Data records:

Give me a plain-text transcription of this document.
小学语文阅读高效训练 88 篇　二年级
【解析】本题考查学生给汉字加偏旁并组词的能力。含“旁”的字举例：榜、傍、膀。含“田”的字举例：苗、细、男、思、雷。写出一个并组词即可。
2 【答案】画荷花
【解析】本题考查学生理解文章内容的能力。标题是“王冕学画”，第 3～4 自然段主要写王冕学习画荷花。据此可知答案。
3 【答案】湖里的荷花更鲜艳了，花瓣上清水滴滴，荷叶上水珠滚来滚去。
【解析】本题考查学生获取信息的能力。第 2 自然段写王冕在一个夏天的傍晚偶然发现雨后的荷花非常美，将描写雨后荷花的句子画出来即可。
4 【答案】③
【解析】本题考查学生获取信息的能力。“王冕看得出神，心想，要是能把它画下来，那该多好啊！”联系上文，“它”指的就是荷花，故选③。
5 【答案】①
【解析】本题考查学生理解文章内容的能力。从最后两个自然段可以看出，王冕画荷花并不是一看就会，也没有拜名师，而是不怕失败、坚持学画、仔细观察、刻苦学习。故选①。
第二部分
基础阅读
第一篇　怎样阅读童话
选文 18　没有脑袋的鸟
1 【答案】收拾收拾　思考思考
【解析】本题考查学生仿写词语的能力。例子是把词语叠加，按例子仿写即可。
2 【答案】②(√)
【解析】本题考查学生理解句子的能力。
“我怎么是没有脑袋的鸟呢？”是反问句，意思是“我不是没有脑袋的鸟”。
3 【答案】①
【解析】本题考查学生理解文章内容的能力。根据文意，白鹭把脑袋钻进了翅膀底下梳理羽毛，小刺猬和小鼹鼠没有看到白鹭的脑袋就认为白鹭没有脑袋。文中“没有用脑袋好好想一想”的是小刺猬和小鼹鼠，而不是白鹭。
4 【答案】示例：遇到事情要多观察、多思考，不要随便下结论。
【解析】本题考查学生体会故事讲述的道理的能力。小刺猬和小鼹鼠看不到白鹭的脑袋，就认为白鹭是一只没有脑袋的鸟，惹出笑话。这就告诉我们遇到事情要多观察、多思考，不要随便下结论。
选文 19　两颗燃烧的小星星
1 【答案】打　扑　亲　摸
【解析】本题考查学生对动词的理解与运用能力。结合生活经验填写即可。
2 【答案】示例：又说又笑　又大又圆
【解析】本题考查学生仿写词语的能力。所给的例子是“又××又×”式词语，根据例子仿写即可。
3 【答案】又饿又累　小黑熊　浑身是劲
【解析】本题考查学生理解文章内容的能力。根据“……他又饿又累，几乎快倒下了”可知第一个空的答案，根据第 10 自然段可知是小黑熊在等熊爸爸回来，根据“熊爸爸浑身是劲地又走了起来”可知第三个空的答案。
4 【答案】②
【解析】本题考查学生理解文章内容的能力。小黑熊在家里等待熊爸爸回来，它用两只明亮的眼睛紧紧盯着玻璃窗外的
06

The request:
Each line of the listing above should be output exactly.

Complete response:
Give me a plain-text transcription of this document.
小学语文阅读高效训练 88 篇　二年级
【解析】本题考查学生给汉字加偏旁并组词的能力。含“旁”的字举例：榜、傍、膀。含“田”的字举例：苗、细、男、思、雷。写出一个并组词即可。
2 【答案】画荷花
【解析】本题考查学生理解文章内容的能力。标题是“王冕学画”，第 3～4 自然段主要写王冕学习画荷花。据此可知答案。
3 【答案】湖里的荷花更鲜艳了，花瓣上清水滴滴，荷叶上水珠滚来滚去。
【解析】本题考查学生获取信息的能力。第 2 自然段写王冕在一个夏天的傍晚偶然发现雨后的荷花非常美，将描写雨后荷花的句子画出来即可。
4 【答案】③
【解析】本题考查学生获取信息的能力。“王冕看得出神，心想，要是能把它画下来，那该多好啊！”联系上文，“它”指的就是荷花，故选③。
5 【答案】①
【解析】本题考查学生理解文章内容的能力。从最后两个自然段可以看出，王冕画荷花并不是一看就会，也没有拜名师，而是不怕失败、坚持学画、仔细观察、刻苦学习。故选①。
第二部分
基础阅读
第一篇　怎样阅读童话
选文 18　没有脑袋的鸟
1 【答案】收拾收拾　思考思考
【解析】本题考查学生仿写词语的能力。例子是把词语叠加，按例子仿写即可。
2 【答案】②(√)
【解析】本题考查学生理解句子的能力。
“我怎么是没有脑袋的鸟呢？”是反问句，意思是“我不是没有脑袋的鸟”。
3 【答案】①
【解析】本题考查学生理解文章内容的能力。根据文意，白鹭把脑袋钻进了翅膀底下梳理羽毛，小刺猬和小鼹鼠没有看到白鹭的脑袋就认为白鹭没有脑袋。文中“没有用脑袋好好想一想”的是小刺猬和小鼹鼠，而不是白鹭。
4 【答案】示例：遇到事情要多观察、多思考，不要随便下结论。
【解析】本题考查学生体会故事讲述的道理的能力。小刺猬和小鼹鼠看不到白鹭的脑袋，就认为白鹭是一只没有脑袋的鸟，惹出笑话。这就告诉我们遇到事情要多观察、多思考，不要随便下结论。
选文 19　两颗燃烧的小星星
1 【答案】打　扑　亲　摸
【解析】本题考查学生对动词的理解与运用能力。结合生活经验填写即可。
2 【答案】示例：又说又笑　又大又圆
【解析】本题考查学生仿写词语的能力。所给的例子是“又××又×”式词语，根据例子仿写即可。
3 【答案】又饿又累　小黑熊　浑身是劲
【解析】本题考查学生理解文章内容的能力。根据“……他又饿又累，几乎快倒下了”可知第一个空的答案，根据第 10 自然段可知是小黑熊在等熊爸爸回来，根据“熊爸爸浑身是劲地又走了起来”可知第三个空的答案。
4 【答案】②
【解析】本题考查学生理解文章内容的能力。小黑熊在家里等待熊爸爸回来，它用两只明亮的眼睛紧紧盯着玻璃窗外的
06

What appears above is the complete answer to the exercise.